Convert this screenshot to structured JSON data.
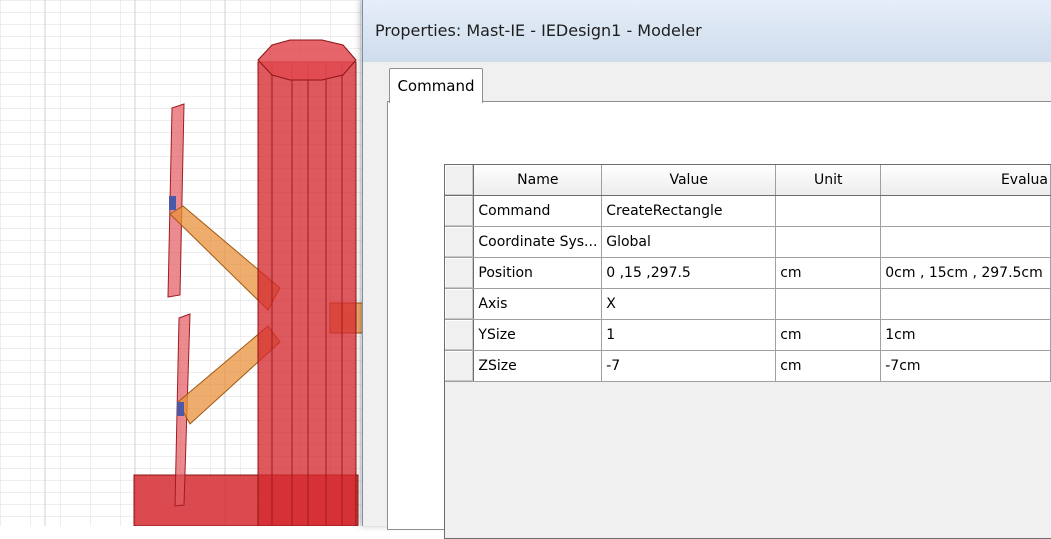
{
  "dialog": {
    "title": "Properties: Mast-IE - IEDesign1 - Modeler",
    "tabs": [
      {
        "label": "Command",
        "active": true
      }
    ]
  },
  "grid": {
    "headers": [
      "Name",
      "Value",
      "Unit",
      "Evalua"
    ],
    "rows": [
      {
        "name": "Command",
        "value": "CreateRectangle",
        "unit": "",
        "evaluated": ""
      },
      {
        "name": "Coordinate Sys...",
        "value": "Global",
        "unit": "",
        "evaluated": ""
      },
      {
        "name": "Position",
        "value": "0 ,15 ,297.5",
        "unit": "cm",
        "evaluated": "0cm , 15cm , 297.5cm"
      },
      {
        "name": "Axis",
        "value": "X",
        "unit": "",
        "evaluated": ""
      },
      {
        "name": "YSize",
        "value": "1",
        "unit": "cm",
        "evaluated": "1cm"
      },
      {
        "name": "ZSize",
        "value": "-7",
        "unit": "cm",
        "evaluated": "-7cm"
      }
    ]
  },
  "colors": {
    "mast": "#d42a2f",
    "arms": "#e8913b",
    "titlebar": "#dbe6f3"
  }
}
□ □ □
Task details:
Retype all entries exactly as they appear, dropping the images.

Full output:
Convert this screenshot to structured JSON data.
{
  "dialog": {
    "title": "Properties: Mast-IE - IEDesign1 - Modeler",
    "tabs": [
      {
        "label": "Command",
        "active": true
      }
    ]
  },
  "grid": {
    "headers": [
      "Name",
      "Value",
      "Unit",
      "Evalua"
    ],
    "rows": [
      {
        "name": "Command",
        "value": "CreateRectangle",
        "unit": "",
        "evaluated": ""
      },
      {
        "name": "Coordinate Sys...",
        "value": "Global",
        "unit": "",
        "evaluated": ""
      },
      {
        "name": "Position",
        "value": "0 ,15 ,297.5",
        "unit": "cm",
        "evaluated": "0cm , 15cm , 297.5cm"
      },
      {
        "name": "Axis",
        "value": "X",
        "unit": "",
        "evaluated": ""
      },
      {
        "name": "YSize",
        "value": "1",
        "unit": "cm",
        "evaluated": "1cm"
      },
      {
        "name": "ZSize",
        "value": "-7",
        "unit": "cm",
        "evaluated": "-7cm"
      }
    ]
  },
  "colors": {
    "mast": "#d42a2f",
    "arms": "#e8913b",
    "titlebar": "#dbe6f3"
  }
}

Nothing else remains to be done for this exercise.